- What the task asks -
An exact reproduction of the records is required, with all images left out.

Dataset excerpt:
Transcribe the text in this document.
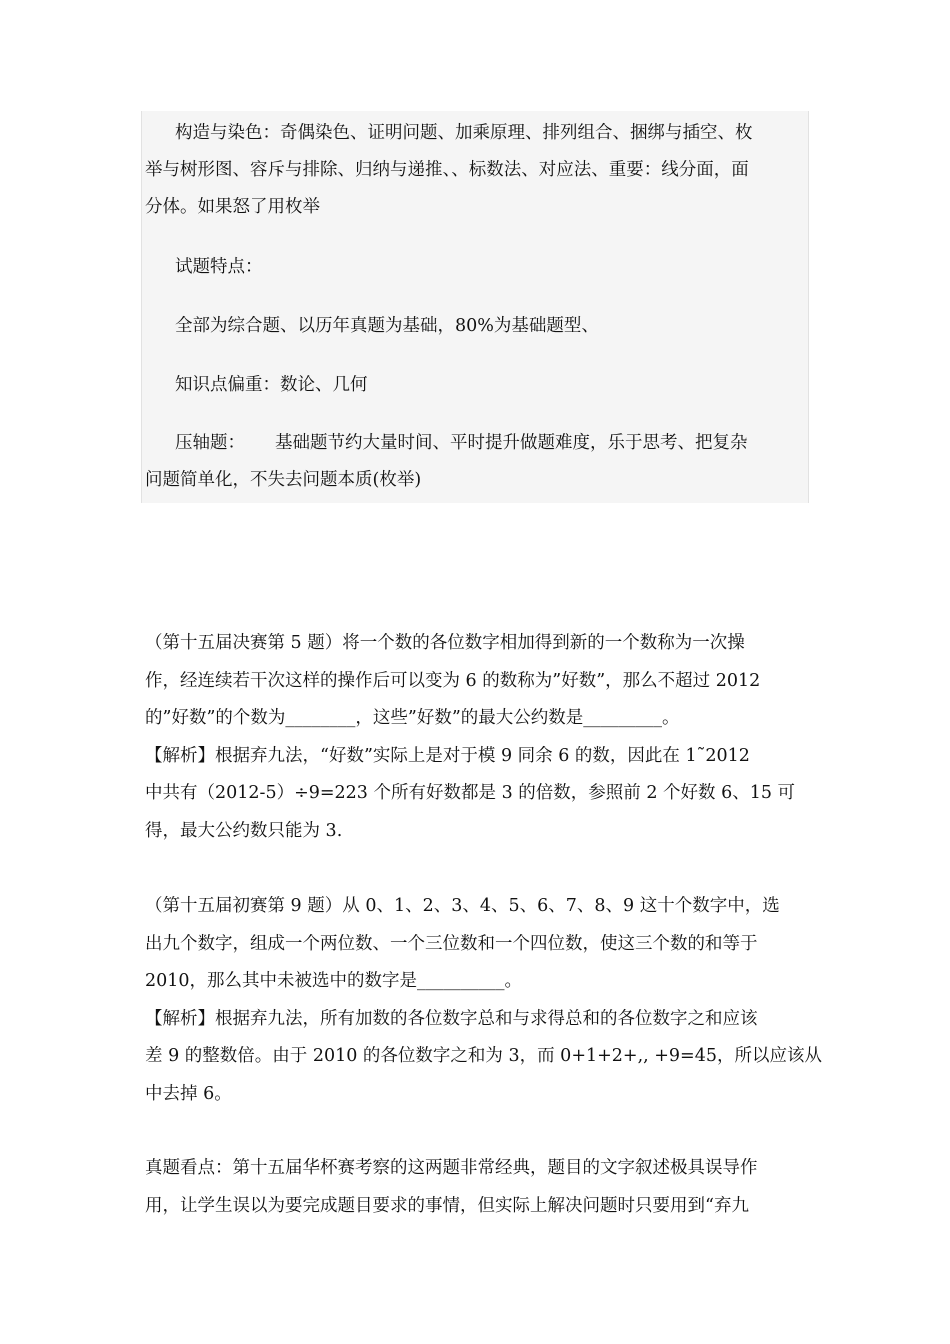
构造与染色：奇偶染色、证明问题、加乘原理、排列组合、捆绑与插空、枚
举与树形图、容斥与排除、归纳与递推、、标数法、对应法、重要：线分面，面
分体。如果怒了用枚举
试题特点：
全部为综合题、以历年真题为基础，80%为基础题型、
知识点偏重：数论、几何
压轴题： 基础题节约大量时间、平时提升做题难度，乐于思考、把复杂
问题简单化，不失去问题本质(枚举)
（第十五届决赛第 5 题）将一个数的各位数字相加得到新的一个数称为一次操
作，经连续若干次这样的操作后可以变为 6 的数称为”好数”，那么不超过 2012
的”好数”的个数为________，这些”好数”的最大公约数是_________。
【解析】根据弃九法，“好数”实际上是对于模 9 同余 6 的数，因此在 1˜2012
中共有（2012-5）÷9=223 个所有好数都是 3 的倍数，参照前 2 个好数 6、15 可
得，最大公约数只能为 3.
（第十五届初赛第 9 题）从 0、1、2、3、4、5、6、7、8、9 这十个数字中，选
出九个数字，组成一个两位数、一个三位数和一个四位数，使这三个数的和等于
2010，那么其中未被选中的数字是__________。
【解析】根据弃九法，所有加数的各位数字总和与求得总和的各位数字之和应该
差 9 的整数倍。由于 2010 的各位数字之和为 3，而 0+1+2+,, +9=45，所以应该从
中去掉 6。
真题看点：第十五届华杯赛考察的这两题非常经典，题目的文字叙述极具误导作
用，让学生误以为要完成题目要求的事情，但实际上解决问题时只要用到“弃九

- Result -
Transcribe the text in this document.
构造与染色：奇偶染色、证明问题、加乘原理、排列组合、捆绑与插空、枚
举与树形图、容斥与排除、归纳与递推、、标数法、对应法、重要：线分面，面
分体。如果怒了用枚举
试题特点：
全部为综合题、以历年真题为基础，80%为基础题型、
知识点偏重：数论、几何
压轴题： 基础题节约大量时间、平时提升做题难度，乐于思考、把复杂
问题简单化，不失去问题本质(枚举)
（第十五届决赛第 5 题）将一个数的各位数字相加得到新的一个数称为一次操
作，经连续若干次这样的操作后可以变为 6 的数称为”好数”，那么不超过 2012
的”好数”的个数为________，这些”好数”的最大公约数是_________。
【解析】根据弃九法，“好数”实际上是对于模 9 同余 6 的数，因此在 1˜2012
中共有（2012-5）÷9=223 个所有好数都是 3 的倍数，参照前 2 个好数 6、15 可
得，最大公约数只能为 3.
（第十五届初赛第 9 题）从 0、1、2、3、4、5、6、7、8、9 这十个数字中，选
出九个数字，组成一个两位数、一个三位数和一个四位数，使这三个数的和等于
2010，那么其中未被选中的数字是__________。
【解析】根据弃九法，所有加数的各位数字总和与求得总和的各位数字之和应该
差 9 的整数倍。由于 2010 的各位数字之和为 3，而 0+1+2+,, +9=45，所以应该从
中去掉 6。
真题看点：第十五届华杯赛考察的这两题非常经典，题目的文字叙述极具误导作
用，让学生误以为要完成题目要求的事情，但实际上解决问题时只要用到“弃九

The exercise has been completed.